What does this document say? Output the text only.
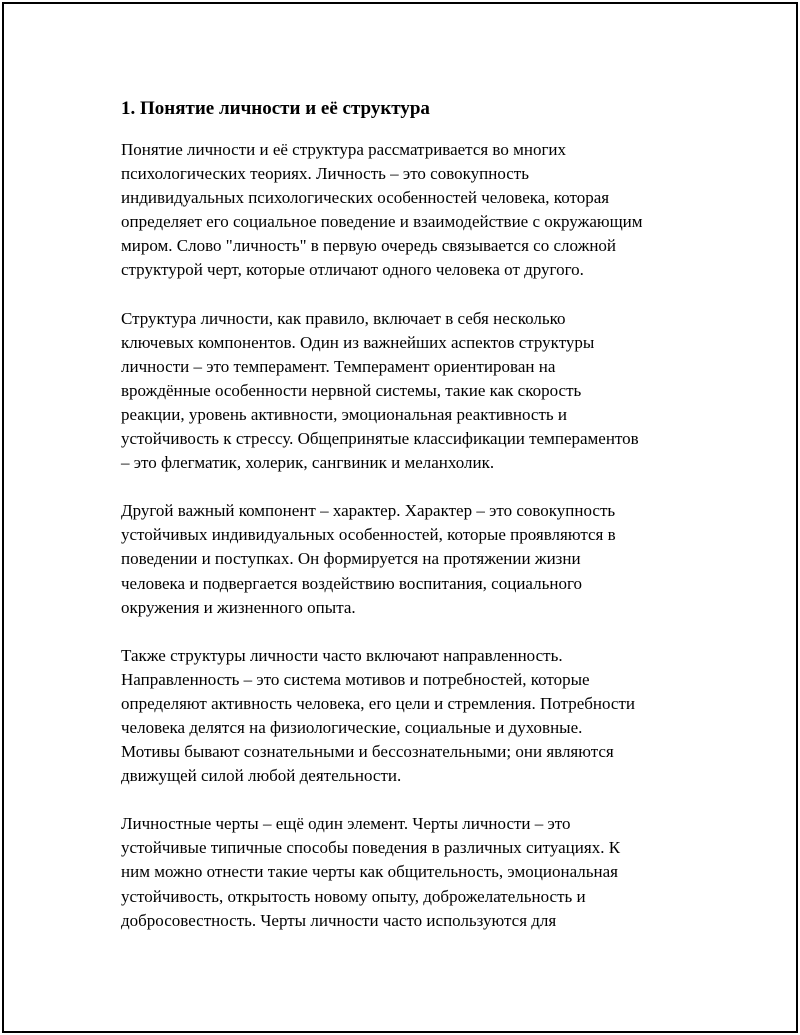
1. Понятие личности и её структура
Понятие личности и её структура рассматривается во многих
психологических теориях. Личность – это совокупность
индивидуальных психологических особенностей человека, которая
определяет его социальное поведение и взаимодействие с окружающим
миром. Слово "личность" в первую очередь связывается со сложной
структурой черт, которые отличают одного человека от другого.
Структура личности, как правило, включает в себя несколько
ключевых компонентов. Один из важнейших аспектов структуры
личности – это темперамент. Темперамент ориентирован на
врождённые особенности нервной системы, такие как скорость
реакции, уровень активности, эмоциональная реактивность и
устойчивость к стрессу. Общепринятые классификации темпераментов
– это флегматик, холерик, сангвиник и меланхолик.
Другой важный компонент – характер. Характер – это совокупность
устойчивых индивидуальных особенностей, которые проявляются в
поведении и поступках. Он формируется на протяжении жизни
человека и подвергается воздействию воспитания, социального
окружения и жизненного опыта.
Также структуры личности часто включают направленность.
Направленность – это система мотивов и потребностей, которые
определяют активность человека, его цели и стремления. Потребности
человека делятся на физиологические, социальные и духовные.
Мотивы бывают сознательными и бессознательными; они являются
движущей силой любой деятельности.
Личностные черты – ещё один элемент. Черты личности – это
устойчивые типичные способы поведения в различных ситуациях. К
ним можно отнести такие черты как общительность, эмоциональная
устойчивость, открытость новому опыту, доброжелательность и
добросовестность. Черты личности часто используются для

What is expected: Leave the images out, please, and restate each line word for word.

Finished exercise:
What does this document say? Output the text only.
1. Понятие личности и её структура
Понятие личности и её структура рассматривается во многих
психологических теориях. Личность – это совокупность
индивидуальных психологических особенностей человека, которая
определяет его социальное поведение и взаимодействие с окружающим
миром. Слово "личность" в первую очередь связывается со сложной
структурой черт, которые отличают одного человека от другого.
Структура личности, как правило, включает в себя несколько
ключевых компонентов. Один из важнейших аспектов структуры
личности – это темперамент. Темперамент ориентирован на
врождённые особенности нервной системы, такие как скорость
реакции, уровень активности, эмоциональная реактивность и
устойчивость к стрессу. Общепринятые классификации темпераментов
– это флегматик, холерик, сангвиник и меланхолик.
Другой важный компонент – характер. Характер – это совокупность
устойчивых индивидуальных особенностей, которые проявляются в
поведении и поступках. Он формируется на протяжении жизни
человека и подвергается воздействию воспитания, социального
окружения и жизненного опыта.
Также структуры личности часто включают направленность.
Направленность – это система мотивов и потребностей, которые
определяют активность человека, его цели и стремления. Потребности
человека делятся на физиологические, социальные и духовные.
Мотивы бывают сознательными и бессознательными; они являются
движущей силой любой деятельности.
Личностные черты – ещё один элемент. Черты личности – это
устойчивые типичные способы поведения в различных ситуациях. К
ним можно отнести такие черты как общительность, эмоциональная
устойчивость, открытость новому опыту, доброжелательность и
добросовестность. Черты личности часто используются для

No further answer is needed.